- **GIVEN TASK**:
Give back the records below exactly, every one, with no pictures.

- **DATA RECORDS**:
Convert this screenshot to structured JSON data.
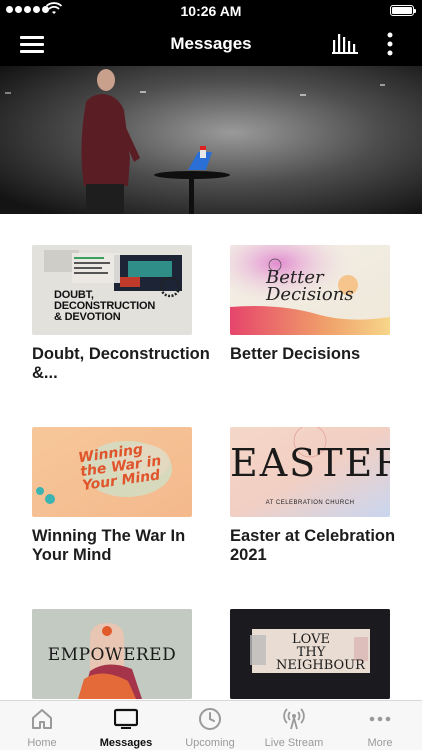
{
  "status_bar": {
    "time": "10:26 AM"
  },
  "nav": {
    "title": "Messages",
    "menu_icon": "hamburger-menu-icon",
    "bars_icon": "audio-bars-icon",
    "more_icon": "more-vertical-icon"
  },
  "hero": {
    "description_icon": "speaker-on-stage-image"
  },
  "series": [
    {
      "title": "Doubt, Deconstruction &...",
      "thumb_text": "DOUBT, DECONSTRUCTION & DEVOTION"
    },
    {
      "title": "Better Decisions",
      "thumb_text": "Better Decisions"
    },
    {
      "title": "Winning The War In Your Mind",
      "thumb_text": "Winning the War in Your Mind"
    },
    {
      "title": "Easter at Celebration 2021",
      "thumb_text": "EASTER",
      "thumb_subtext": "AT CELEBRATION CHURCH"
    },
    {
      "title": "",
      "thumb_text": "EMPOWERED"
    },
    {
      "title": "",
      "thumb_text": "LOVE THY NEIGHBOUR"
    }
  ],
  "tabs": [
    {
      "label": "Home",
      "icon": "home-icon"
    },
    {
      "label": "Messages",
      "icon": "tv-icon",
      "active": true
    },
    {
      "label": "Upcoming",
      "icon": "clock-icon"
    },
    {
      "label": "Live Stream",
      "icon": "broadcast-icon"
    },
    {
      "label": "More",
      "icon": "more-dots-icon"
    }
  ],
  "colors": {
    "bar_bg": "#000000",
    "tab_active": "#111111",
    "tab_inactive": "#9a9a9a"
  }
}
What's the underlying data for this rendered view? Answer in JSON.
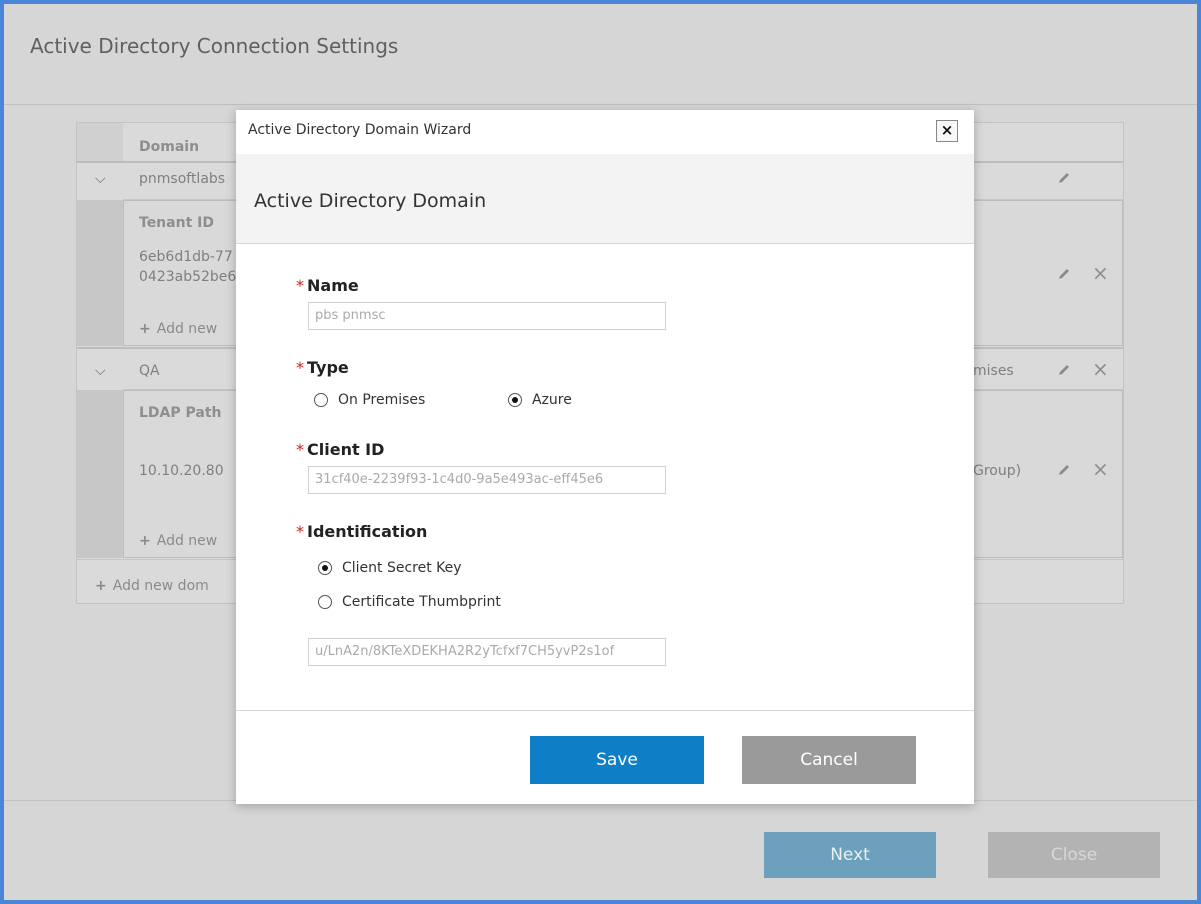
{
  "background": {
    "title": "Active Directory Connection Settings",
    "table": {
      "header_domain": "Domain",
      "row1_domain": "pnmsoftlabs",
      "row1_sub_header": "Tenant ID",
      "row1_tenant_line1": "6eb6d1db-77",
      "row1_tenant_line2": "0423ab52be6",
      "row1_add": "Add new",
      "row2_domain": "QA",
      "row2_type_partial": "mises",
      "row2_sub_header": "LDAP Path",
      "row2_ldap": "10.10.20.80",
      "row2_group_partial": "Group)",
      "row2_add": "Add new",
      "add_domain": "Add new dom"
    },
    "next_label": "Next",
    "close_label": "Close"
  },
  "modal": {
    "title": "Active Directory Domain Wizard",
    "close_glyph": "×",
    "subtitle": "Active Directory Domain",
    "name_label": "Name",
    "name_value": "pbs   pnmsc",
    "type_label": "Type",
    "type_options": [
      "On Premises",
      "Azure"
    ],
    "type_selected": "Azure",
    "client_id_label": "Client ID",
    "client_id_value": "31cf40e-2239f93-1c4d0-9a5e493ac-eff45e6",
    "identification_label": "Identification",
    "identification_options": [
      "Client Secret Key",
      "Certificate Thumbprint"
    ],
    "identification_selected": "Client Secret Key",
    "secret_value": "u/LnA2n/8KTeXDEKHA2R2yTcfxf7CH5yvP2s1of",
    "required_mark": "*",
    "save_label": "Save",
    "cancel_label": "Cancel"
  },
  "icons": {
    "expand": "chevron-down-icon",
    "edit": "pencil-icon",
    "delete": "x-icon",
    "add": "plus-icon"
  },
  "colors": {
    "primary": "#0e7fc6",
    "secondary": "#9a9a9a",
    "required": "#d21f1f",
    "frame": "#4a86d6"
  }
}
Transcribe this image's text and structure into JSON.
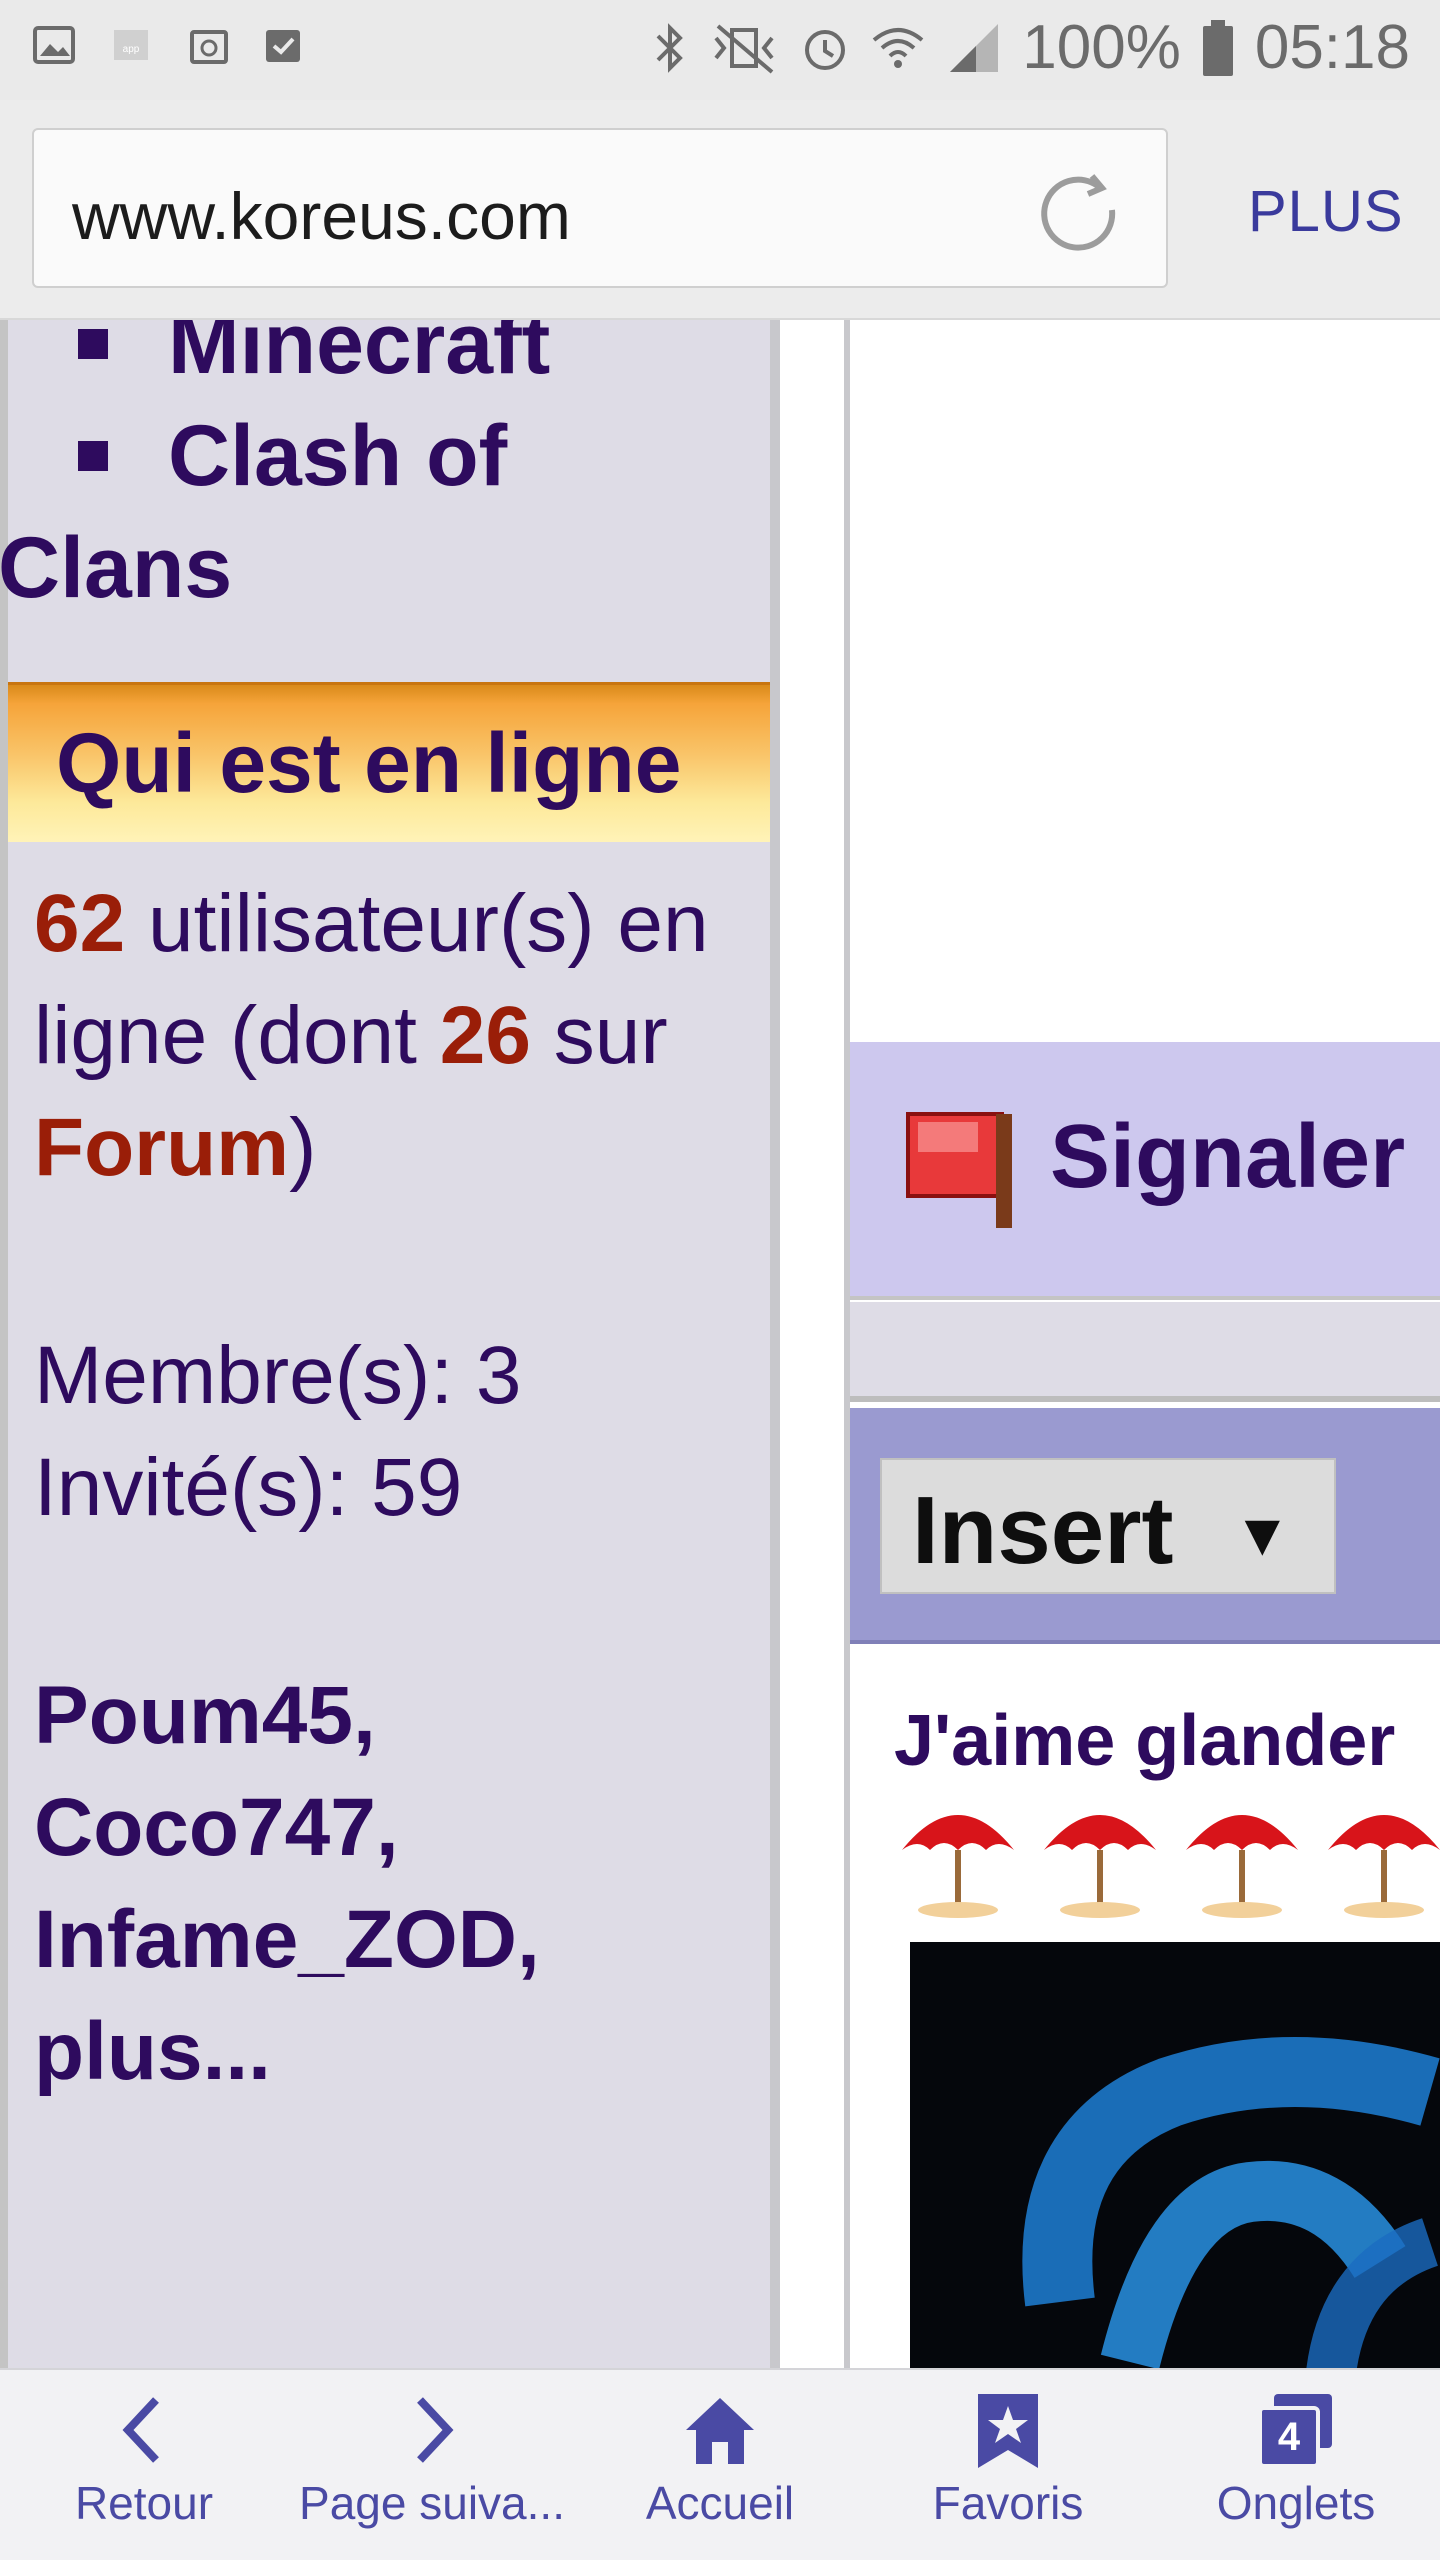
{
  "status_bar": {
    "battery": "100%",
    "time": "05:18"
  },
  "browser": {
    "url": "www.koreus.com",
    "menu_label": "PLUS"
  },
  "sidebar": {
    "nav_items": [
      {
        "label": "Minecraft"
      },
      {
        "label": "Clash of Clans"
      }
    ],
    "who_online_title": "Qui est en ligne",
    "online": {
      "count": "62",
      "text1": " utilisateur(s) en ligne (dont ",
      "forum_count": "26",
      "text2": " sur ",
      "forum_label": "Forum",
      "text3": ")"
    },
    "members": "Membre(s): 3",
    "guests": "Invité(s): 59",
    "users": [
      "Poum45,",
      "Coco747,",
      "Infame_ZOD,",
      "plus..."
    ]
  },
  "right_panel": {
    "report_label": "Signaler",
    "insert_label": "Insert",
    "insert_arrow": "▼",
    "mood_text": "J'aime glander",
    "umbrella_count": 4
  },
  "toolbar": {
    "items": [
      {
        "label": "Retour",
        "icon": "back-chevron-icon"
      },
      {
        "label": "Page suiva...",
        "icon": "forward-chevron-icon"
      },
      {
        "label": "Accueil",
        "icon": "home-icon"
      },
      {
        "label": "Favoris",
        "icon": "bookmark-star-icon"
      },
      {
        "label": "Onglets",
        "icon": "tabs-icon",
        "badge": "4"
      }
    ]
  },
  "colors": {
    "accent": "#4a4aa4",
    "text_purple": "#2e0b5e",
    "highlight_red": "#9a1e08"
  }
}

- **PROBLEM SOLUTION**:
Convert this screenshot to structured JSON data.
{
  "status_bar": {
    "time": "10:26 AM"
  },
  "nav": {
    "title": "Messages",
    "menu_icon": "hamburger-menu-icon",
    "bars_icon": "audio-bars-icon",
    "more_icon": "more-vertical-icon"
  },
  "hero": {
    "description_icon": "speaker-on-stage-image"
  },
  "series": [
    {
      "title": "Doubt, Deconstruction &...",
      "thumb_text": "DOUBT, DECONSTRUCTION & DEVOTION"
    },
    {
      "title": "Better Decisions",
      "thumb_text": "Better Decisions"
    },
    {
      "title": "Winning The War In Your Mind",
      "thumb_text": "Winning the War in Your Mind"
    },
    {
      "title": "Easter at Celebration 2021",
      "thumb_text": "EASTER",
      "thumb_subtext": "AT CELEBRATION CHURCH"
    },
    {
      "title": "",
      "thumb_text": "EMPOWERED"
    },
    {
      "title": "",
      "thumb_text": "LOVE THY NEIGHBOUR"
    }
  ],
  "tabs": [
    {
      "label": "Home",
      "icon": "home-icon"
    },
    {
      "label": "Messages",
      "icon": "tv-icon",
      "active": true
    },
    {
      "label": "Upcoming",
      "icon": "clock-icon"
    },
    {
      "label": "Live Stream",
      "icon": "broadcast-icon"
    },
    {
      "label": "More",
      "icon": "more-dots-icon"
    }
  ],
  "colors": {
    "bar_bg": "#000000",
    "tab_active": "#111111",
    "tab_inactive": "#9a9a9a"
  }
}
What's the underlying data for this rendered view? Answer in JSON.
{
  "background": {
    "title": "Active Directory Connection Settings",
    "table": {
      "header_domain": "Domain",
      "row1_domain": "pnmsoftlabs",
      "row1_sub_header": "Tenant ID",
      "row1_tenant_line1": "6eb6d1db-77",
      "row1_tenant_line2": "0423ab52be6",
      "row1_add": "Add new",
      "row2_domain": "QA",
      "row2_type_partial": "mises",
      "row2_sub_header": "LDAP Path",
      "row2_ldap": "10.10.20.80",
      "row2_group_partial": "Group)",
      "row2_add": "Add new",
      "add_domain": "Add new dom"
    },
    "next_label": "Next",
    "close_label": "Close"
  },
  "modal": {
    "title": "Active Directory Domain Wizard",
    "close_glyph": "×",
    "subtitle": "Active Directory Domain",
    "name_label": "Name",
    "name_value": "pbs   pnmsc",
    "type_label": "Type",
    "type_options": [
      "On Premises",
      "Azure"
    ],
    "type_selected": "Azure",
    "client_id_label": "Client ID",
    "client_id_value": "31cf40e-2239f93-1c4d0-9a5e493ac-eff45e6",
    "identification_label": "Identification",
    "identification_options": [
      "Client Secret Key",
      "Certificate Thumbprint"
    ],
    "identification_selected": "Client Secret Key",
    "secret_value": "u/LnA2n/8KTeXDEKHA2R2yTcfxf7CH5yvP2s1of",
    "required_mark": "*",
    "save_label": "Save",
    "cancel_label": "Cancel"
  },
  "icons": {
    "expand": "chevron-down-icon",
    "edit": "pencil-icon",
    "delete": "x-icon",
    "add": "plus-icon"
  },
  "colors": {
    "primary": "#0e7fc6",
    "secondary": "#9a9a9a",
    "required": "#d21f1f",
    "frame": "#4a86d6"
  }
}
Transcribe this image's text and structure into JSON.
{
  "status_bar": {
    "battery": "100%",
    "time": "05:18"
  },
  "browser": {
    "url": "www.koreus.com",
    "menu_label": "PLUS"
  },
  "sidebar": {
    "nav_items": [
      {
        "label": "Minecraft"
      },
      {
        "label": "Clash of Clans"
      }
    ],
    "who_online_title": "Qui est en ligne",
    "online": {
      "count": "62",
      "text1": " utilisateur(s) en ligne (dont ",
      "forum_count": "26",
      "text2": " sur ",
      "forum_label": "Forum",
      "text3": ")"
    },
    "members": "Membre(s): 3",
    "guests": "Invité(s): 59",
    "users": [
      "Poum45,",
      "Coco747,",
      "Infame_ZOD,",
      "plus..."
    ]
  },
  "right_panel": {
    "report_label": "Signaler",
    "insert_label": "Insert",
    "insert_arrow": "▼",
    "mood_text": "J'aime glander",
    "umbrella_count": 4
  },
  "toolbar": {
    "items": [
      {
        "label": "Retour",
        "icon": "back-chevron-icon"
      },
      {
        "label": "Page suiva...",
        "icon": "forward-chevron-icon"
      },
      {
        "label": "Accueil",
        "icon": "home-icon"
      },
      {
        "label": "Favoris",
        "icon": "bookmark-star-icon"
      },
      {
        "label": "Onglets",
        "icon": "tabs-icon",
        "badge": "4"
      }
    ]
  },
  "colors": {
    "accent": "#4a4aa4",
    "text_purple": "#2e0b5e",
    "highlight_red": "#9a1e08"
  }
}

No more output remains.